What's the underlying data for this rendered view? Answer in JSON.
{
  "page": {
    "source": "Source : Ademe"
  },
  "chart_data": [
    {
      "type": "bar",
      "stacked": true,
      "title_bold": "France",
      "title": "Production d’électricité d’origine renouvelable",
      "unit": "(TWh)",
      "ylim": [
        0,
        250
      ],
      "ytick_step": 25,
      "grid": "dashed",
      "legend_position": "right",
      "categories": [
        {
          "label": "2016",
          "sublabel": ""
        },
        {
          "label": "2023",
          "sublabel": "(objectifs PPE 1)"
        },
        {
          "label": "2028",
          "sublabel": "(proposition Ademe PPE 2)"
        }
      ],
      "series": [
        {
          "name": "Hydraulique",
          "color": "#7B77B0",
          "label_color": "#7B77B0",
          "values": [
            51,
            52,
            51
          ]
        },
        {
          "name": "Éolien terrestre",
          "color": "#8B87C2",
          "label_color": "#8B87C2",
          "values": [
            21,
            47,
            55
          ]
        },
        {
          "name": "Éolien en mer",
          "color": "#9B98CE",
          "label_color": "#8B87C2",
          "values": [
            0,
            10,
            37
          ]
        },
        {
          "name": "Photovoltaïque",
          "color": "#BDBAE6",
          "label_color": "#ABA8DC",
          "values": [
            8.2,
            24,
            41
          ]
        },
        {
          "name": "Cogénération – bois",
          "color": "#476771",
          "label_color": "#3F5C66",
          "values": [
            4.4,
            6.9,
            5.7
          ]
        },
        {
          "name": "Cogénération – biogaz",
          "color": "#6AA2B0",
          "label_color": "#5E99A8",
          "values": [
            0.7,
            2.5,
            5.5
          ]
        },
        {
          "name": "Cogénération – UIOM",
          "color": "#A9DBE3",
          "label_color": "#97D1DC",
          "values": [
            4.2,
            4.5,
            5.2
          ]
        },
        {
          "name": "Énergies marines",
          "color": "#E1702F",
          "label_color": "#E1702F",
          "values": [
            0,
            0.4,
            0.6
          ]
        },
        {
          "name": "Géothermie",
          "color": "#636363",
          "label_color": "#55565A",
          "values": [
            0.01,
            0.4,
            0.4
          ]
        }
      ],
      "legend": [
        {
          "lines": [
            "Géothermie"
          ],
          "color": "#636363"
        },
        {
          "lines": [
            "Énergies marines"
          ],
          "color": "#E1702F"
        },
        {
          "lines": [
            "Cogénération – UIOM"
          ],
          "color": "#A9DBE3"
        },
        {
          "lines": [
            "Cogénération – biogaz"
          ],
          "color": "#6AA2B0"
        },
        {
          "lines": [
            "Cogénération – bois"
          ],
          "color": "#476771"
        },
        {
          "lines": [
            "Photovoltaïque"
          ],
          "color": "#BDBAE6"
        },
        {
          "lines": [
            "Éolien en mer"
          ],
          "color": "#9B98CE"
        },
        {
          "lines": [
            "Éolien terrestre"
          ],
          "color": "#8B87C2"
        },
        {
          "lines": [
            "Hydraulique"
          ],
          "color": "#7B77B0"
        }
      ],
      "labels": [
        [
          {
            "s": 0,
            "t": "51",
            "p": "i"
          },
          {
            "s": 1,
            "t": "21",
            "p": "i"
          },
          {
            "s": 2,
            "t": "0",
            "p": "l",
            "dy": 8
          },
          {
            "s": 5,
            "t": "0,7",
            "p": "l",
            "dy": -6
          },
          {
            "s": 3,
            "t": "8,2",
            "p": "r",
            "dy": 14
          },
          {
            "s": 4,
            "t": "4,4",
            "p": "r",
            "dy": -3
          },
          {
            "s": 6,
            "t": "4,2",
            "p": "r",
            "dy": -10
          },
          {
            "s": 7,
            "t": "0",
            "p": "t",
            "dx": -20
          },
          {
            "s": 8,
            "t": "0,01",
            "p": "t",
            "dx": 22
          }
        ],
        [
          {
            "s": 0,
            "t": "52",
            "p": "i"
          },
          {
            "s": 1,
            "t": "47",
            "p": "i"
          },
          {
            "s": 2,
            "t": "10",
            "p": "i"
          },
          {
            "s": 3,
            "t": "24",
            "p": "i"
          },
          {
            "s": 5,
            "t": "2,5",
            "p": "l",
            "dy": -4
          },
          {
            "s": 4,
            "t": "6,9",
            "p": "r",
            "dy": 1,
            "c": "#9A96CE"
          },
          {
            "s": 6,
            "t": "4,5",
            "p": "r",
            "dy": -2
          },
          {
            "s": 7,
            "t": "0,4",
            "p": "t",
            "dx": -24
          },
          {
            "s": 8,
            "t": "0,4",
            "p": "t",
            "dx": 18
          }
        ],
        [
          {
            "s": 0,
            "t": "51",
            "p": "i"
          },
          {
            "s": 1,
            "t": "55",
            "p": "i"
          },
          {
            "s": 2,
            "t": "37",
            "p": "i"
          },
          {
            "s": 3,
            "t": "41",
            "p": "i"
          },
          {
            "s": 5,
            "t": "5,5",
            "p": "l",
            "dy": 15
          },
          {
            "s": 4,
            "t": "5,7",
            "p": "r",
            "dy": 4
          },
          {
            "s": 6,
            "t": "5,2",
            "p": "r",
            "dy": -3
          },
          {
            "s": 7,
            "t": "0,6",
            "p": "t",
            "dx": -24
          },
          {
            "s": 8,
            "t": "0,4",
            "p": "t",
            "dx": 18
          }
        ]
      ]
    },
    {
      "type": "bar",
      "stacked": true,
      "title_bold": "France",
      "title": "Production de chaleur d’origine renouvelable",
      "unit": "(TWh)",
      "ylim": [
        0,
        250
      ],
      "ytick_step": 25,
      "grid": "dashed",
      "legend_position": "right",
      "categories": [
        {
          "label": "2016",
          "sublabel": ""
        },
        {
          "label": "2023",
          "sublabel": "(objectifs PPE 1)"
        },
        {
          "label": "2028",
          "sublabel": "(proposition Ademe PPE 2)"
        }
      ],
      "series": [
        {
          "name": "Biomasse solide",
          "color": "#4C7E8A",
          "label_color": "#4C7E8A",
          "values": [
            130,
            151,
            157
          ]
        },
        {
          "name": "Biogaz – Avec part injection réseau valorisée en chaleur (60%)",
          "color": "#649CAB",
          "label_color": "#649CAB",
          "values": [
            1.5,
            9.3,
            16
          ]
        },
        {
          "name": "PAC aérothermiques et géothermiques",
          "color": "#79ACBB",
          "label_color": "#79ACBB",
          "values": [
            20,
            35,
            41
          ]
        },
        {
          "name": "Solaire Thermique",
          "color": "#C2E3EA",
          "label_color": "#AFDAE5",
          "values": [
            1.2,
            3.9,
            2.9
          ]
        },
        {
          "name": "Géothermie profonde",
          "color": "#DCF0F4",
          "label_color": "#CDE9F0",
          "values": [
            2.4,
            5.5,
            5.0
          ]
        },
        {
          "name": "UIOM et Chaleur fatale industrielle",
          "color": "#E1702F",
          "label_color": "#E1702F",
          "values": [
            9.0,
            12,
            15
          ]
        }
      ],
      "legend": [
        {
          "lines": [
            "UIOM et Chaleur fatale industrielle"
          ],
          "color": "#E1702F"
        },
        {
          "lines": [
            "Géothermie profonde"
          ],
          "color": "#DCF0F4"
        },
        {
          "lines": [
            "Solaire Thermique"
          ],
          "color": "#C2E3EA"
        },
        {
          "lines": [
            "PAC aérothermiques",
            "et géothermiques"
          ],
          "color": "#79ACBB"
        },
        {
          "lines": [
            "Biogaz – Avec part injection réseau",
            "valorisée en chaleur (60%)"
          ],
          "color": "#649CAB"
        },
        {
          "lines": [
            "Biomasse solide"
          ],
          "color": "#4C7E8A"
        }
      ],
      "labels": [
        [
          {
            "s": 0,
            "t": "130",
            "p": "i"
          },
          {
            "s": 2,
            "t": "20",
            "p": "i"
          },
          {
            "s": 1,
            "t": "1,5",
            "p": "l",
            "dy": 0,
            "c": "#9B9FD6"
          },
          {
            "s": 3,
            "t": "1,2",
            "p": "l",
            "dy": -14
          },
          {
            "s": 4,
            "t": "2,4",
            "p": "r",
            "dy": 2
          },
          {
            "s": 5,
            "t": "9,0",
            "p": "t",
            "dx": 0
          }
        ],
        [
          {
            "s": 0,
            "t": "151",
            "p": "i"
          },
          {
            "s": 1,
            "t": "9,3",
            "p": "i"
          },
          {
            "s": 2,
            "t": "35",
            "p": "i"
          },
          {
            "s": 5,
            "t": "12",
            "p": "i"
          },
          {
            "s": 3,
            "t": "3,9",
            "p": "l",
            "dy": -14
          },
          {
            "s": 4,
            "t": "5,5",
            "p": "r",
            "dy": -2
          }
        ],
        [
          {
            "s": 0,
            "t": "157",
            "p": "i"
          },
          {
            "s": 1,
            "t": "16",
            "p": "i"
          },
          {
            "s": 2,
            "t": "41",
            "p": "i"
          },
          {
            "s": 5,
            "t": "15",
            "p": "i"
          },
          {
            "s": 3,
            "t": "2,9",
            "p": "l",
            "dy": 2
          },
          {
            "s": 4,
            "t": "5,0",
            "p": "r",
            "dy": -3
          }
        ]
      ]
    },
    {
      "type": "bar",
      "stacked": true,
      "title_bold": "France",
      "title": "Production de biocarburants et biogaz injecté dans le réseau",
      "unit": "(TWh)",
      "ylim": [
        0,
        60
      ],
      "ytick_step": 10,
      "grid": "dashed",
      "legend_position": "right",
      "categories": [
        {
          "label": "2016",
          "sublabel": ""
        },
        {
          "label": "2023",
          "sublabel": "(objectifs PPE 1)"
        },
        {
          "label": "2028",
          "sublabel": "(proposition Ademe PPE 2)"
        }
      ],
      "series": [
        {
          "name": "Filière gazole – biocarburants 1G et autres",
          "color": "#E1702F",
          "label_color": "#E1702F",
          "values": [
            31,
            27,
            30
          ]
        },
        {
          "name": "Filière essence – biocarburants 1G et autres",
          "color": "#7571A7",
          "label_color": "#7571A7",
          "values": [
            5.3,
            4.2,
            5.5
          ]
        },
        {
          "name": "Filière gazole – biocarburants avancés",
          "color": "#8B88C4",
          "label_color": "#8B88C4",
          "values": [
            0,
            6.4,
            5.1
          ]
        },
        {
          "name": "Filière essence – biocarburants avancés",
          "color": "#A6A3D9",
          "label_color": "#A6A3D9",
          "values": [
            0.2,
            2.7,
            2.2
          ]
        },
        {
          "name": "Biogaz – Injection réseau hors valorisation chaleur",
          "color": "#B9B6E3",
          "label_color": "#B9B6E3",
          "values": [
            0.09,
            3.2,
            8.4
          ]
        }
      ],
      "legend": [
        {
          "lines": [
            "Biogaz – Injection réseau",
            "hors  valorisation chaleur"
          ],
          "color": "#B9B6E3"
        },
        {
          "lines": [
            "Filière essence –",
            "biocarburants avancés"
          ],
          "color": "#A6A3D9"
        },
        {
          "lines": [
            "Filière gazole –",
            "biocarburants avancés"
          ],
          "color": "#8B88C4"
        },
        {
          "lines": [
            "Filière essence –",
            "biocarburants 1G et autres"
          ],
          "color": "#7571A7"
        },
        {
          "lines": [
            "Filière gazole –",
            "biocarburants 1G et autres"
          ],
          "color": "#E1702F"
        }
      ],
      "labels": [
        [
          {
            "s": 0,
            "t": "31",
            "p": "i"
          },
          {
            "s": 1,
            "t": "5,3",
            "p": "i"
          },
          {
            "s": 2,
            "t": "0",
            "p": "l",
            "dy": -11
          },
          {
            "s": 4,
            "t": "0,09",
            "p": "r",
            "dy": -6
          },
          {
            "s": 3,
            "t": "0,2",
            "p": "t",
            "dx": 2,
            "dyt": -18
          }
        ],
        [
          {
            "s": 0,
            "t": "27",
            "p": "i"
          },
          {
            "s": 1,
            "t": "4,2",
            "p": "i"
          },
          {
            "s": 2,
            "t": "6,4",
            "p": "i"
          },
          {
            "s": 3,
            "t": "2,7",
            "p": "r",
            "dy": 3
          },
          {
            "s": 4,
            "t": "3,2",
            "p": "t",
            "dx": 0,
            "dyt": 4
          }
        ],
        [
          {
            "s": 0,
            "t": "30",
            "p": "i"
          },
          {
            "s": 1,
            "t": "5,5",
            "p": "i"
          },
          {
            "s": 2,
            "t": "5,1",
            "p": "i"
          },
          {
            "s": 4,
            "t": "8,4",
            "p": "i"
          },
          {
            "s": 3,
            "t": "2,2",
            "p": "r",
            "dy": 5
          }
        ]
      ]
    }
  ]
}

WHAT THE TASK ASKS
Of the lines above, how many hold the string "part"? Answer with only the number.

OUTPUT
2